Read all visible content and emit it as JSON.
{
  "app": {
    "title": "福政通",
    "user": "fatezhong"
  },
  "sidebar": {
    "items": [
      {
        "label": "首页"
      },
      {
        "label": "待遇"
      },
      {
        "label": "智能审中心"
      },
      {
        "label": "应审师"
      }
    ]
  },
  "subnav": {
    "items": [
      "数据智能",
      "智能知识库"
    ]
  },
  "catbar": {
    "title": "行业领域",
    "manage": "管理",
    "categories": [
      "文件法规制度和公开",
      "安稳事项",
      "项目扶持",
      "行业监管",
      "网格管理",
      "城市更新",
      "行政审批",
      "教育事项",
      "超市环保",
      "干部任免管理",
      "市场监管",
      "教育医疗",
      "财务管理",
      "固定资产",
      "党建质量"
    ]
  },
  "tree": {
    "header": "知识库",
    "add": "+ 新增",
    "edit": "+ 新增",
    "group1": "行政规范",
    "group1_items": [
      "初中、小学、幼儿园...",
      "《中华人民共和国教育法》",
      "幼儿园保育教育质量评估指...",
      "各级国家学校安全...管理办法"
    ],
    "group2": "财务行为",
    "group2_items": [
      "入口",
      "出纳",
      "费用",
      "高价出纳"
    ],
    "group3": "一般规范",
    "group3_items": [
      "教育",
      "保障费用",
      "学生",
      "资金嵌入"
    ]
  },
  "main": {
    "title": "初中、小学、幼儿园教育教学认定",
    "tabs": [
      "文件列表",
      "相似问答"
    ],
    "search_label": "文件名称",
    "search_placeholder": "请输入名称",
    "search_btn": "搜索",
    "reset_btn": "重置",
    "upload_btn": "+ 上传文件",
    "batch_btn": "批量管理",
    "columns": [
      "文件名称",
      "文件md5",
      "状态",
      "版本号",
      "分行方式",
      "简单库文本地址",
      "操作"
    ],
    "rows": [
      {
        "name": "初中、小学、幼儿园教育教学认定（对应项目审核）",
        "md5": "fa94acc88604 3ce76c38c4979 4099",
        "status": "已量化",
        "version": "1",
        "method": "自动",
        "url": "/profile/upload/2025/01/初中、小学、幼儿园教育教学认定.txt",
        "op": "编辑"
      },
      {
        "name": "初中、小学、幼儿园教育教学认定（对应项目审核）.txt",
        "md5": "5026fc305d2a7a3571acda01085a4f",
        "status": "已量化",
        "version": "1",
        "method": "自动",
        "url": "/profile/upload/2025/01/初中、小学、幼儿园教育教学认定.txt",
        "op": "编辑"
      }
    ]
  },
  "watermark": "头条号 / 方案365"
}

**Task brief:** Extract every record and return it verbatim.

**Answer to the problem:**
Read all visible content and emit it as JSON.
{
  "app": {
    "title": "福政通",
    "user": "fatezhong"
  },
  "sidebar": {
    "items": [
      {
        "label": "首页"
      },
      {
        "label": "待遇"
      },
      {
        "label": "智能审中心"
      },
      {
        "label": "应审师"
      }
    ]
  },
  "subnav": {
    "items": [
      "数据智能",
      "智能知识库"
    ]
  },
  "catbar": {
    "title": "行业领域",
    "manage": "管理",
    "categories": [
      "文件法规制度和公开",
      "安稳事项",
      "项目扶持",
      "行业监管",
      "网格管理",
      "城市更新",
      "行政审批",
      "教育事项",
      "超市环保",
      "干部任免管理",
      "市场监管",
      "教育医疗",
      "财务管理",
      "固定资产",
      "党建质量"
    ]
  },
  "tree": {
    "header": "知识库",
    "add": "+ 新增",
    "edit": "+ 新增",
    "group1": "行政规范",
    "group1_items": [
      "初中、小学、幼儿园...",
      "《中华人民共和国教育法》",
      "幼儿园保育教育质量评估指...",
      "各级国家学校安全...管理办法"
    ],
    "group2": "财务行为",
    "group2_items": [
      "入口",
      "出纳",
      "费用",
      "高价出纳"
    ],
    "group3": "一般规范",
    "group3_items": [
      "教育",
      "保障费用",
      "学生",
      "资金嵌入"
    ]
  },
  "main": {
    "title": "初中、小学、幼儿园教育教学认定",
    "tabs": [
      "文件列表",
      "相似问答"
    ],
    "search_label": "文件名称",
    "search_placeholder": "请输入名称",
    "search_btn": "搜索",
    "reset_btn": "重置",
    "upload_btn": "+ 上传文件",
    "batch_btn": "批量管理",
    "columns": [
      "文件名称",
      "文件md5",
      "状态",
      "版本号",
      "分行方式",
      "简单库文本地址",
      "操作"
    ],
    "rows": [
      {
        "name": "初中、小学、幼儿园教育教学认定（对应项目审核）",
        "md5": "fa94acc88604 3ce76c38c4979 4099",
        "status": "已量化",
        "version": "1",
        "method": "自动",
        "url": "/profile/upload/2025/01/初中、小学、幼儿园教育教学认定.txt",
        "op": "编辑"
      },
      {
        "name": "初中、小学、幼儿园教育教学认定（对应项目审核）.txt",
        "md5": "5026fc305d2a7a3571acda01085a4f",
        "status": "已量化",
        "version": "1",
        "method": "自动",
        "url": "/profile/upload/2025/01/初中、小学、幼儿园教育教学认定.txt",
        "op": "编辑"
      }
    ]
  },
  "watermark": "头条号 / 方案365"
}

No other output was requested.